### WHAT IS REQUIRED
Return every line of the material exactly.

### GIVEN DATA
=======

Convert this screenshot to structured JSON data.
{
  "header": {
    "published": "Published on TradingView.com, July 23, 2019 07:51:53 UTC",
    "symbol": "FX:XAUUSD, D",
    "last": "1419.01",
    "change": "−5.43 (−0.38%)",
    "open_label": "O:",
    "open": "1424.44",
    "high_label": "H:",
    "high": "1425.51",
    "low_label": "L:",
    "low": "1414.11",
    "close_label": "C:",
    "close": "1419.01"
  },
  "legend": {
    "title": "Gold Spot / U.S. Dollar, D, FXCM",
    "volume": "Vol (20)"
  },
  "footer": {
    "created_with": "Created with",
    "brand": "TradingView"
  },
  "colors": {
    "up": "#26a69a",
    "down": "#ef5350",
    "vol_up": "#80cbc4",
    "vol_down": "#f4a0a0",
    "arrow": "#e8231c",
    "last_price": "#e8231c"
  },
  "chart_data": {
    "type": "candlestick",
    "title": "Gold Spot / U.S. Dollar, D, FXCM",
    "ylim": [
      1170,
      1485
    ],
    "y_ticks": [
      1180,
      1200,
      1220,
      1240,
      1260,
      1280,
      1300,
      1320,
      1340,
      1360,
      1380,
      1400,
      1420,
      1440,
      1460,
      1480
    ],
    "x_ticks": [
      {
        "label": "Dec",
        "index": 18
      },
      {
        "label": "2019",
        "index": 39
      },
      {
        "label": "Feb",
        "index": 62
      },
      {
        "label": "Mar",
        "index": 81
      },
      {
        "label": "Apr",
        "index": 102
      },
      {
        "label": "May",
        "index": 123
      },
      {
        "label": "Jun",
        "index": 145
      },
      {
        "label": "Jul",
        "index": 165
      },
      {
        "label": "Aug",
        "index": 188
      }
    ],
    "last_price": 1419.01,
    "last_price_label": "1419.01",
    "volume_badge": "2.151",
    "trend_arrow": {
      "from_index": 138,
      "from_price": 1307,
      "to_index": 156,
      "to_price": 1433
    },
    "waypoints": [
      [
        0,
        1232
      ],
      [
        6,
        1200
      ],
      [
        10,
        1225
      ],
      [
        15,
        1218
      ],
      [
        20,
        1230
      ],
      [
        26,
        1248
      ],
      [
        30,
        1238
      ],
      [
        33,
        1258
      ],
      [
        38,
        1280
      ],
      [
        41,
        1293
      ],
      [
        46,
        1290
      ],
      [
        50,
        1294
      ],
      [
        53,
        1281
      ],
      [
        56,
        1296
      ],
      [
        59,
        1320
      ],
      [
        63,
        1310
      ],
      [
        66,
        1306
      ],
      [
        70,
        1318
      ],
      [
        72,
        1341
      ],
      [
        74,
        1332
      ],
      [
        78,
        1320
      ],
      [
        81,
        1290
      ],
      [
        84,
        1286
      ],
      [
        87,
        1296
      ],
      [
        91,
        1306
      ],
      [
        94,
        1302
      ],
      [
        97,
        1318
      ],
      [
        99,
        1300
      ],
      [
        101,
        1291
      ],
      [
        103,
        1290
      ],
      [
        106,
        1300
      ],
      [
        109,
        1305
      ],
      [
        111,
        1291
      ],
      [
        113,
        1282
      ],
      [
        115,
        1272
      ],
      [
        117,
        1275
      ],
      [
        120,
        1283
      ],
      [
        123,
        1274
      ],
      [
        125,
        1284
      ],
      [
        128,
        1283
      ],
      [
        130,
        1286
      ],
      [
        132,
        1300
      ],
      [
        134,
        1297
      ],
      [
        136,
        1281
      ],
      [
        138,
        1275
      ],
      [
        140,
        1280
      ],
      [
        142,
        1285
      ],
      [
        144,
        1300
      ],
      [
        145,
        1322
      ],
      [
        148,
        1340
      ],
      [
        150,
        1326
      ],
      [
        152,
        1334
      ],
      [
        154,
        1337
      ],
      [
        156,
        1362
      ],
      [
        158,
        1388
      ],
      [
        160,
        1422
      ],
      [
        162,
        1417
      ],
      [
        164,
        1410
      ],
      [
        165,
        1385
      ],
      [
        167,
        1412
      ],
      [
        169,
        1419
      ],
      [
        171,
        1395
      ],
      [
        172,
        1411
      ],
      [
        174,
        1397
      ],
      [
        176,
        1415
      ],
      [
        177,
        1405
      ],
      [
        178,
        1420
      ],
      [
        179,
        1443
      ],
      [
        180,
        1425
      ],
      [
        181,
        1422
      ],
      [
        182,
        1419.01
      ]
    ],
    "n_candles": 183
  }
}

=======

### SOLVED PROBLEM
Convert this screenshot to structured JSON data.
{
  "header": {
    "published": "Published on TradingView.com, July 23, 2019 07:51:53 UTC",
    "symbol": "FX:XAUUSD, D",
    "last": "1419.01",
    "change": "−5.43 (−0.38%)",
    "open_label": "O:",
    "open": "1424.44",
    "high_label": "H:",
    "high": "1425.51",
    "low_label": "L:",
    "low": "1414.11",
    "close_label": "C:",
    "close": "1419.01"
  },
  "legend": {
    "title": "Gold Spot / U.S. Dollar, D, FXCM",
    "volume": "Vol (20)"
  },
  "footer": {
    "created_with": "Created with",
    "brand": "TradingView"
  },
  "colors": {
    "up": "#26a69a",
    "down": "#ef5350",
    "vol_up": "#80cbc4",
    "vol_down": "#f4a0a0",
    "arrow": "#e8231c",
    "last_price": "#e8231c"
  },
  "chart_data": {
    "type": "candlestick",
    "title": "Gold Spot / U.S. Dollar, D, FXCM",
    "ylim": [
      1170,
      1485
    ],
    "y_ticks": [
      1180,
      1200,
      1220,
      1240,
      1260,
      1280,
      1300,
      1320,
      1340,
      1360,
      1380,
      1400,
      1420,
      1440,
      1460,
      1480
    ],
    "x_ticks": [
      {
        "label": "Dec",
        "index": 18
      },
      {
        "label": "2019",
        "index": 39
      },
      {
        "label": "Feb",
        "index": 62
      },
      {
        "label": "Mar",
        "index": 81
      },
      {
        "label": "Apr",
        "index": 102
      },
      {
        "label": "May",
        "index": 123
      },
      {
        "label": "Jun",
        "index": 145
      },
      {
        "label": "Jul",
        "index": 165
      },
      {
        "label": "Aug",
        "index": 188
      }
    ],
    "last_price": 1419.01,
    "last_price_label": "1419.01",
    "volume_badge": "2.151",
    "trend_arrow": {
      "from_index": 138,
      "from_price": 1307,
      "to_index": 156,
      "to_price": 1433
    },
    "waypoints": [
      [
        0,
        1232
      ],
      [
        6,
        1200
      ],
      [
        10,
        1225
      ],
      [
        15,
        1218
      ],
      [
        20,
        1230
      ],
      [
        26,
        1248
      ],
      [
        30,
        1238
      ],
      [
        33,
        1258
      ],
      [
        38,
        1280
      ],
      [
        41,
        1293
      ],
      [
        46,
        1290
      ],
      [
        50,
        1294
      ],
      [
        53,
        1281
      ],
      [
        56,
        1296
      ],
      [
        59,
        1320
      ],
      [
        63,
        1310
      ],
      [
        66,
        1306
      ],
      [
        70,
        1318
      ],
      [
        72,
        1341
      ],
      [
        74,
        1332
      ],
      [
        78,
        1320
      ],
      [
        81,
        1290
      ],
      [
        84,
        1286
      ],
      [
        87,
        1296
      ],
      [
        91,
        1306
      ],
      [
        94,
        1302
      ],
      [
        97,
        1318
      ],
      [
        99,
        1300
      ],
      [
        101,
        1291
      ],
      [
        103,
        1290
      ],
      [
        106,
        1300
      ],
      [
        109,
        1305
      ],
      [
        111,
        1291
      ],
      [
        113,
        1282
      ],
      [
        115,
        1272
      ],
      [
        117,
        1275
      ],
      [
        120,
        1283
      ],
      [
        123,
        1274
      ],
      [
        125,
        1284
      ],
      [
        128,
        1283
      ],
      [
        130,
        1286
      ],
      [
        132,
        1300
      ],
      [
        134,
        1297
      ],
      [
        136,
        1281
      ],
      [
        138,
        1275
      ],
      [
        140,
        1280
      ],
      [
        142,
        1285
      ],
      [
        144,
        1300
      ],
      [
        145,
        1322
      ],
      [
        148,
        1340
      ],
      [
        150,
        1326
      ],
      [
        152,
        1334
      ],
      [
        154,
        1337
      ],
      [
        156,
        1362
      ],
      [
        158,
        1388
      ],
      [
        160,
        1422
      ],
      [
        162,
        1417
      ],
      [
        164,
        1410
      ],
      [
        165,
        1385
      ],
      [
        167,
        1412
      ],
      [
        169,
        1419
      ],
      [
        171,
        1395
      ],
      [
        172,
        1411
      ],
      [
        174,
        1397
      ],
      [
        176,
        1415
      ],
      [
        177,
        1405
      ],
      [
        178,
        1420
      ],
      [
        179,
        1443
      ],
      [
        180,
        1425
      ],
      [
        181,
        1422
      ],
      [
        182,
        1419.01
      ]
    ],
    "n_candles": 183
  }
}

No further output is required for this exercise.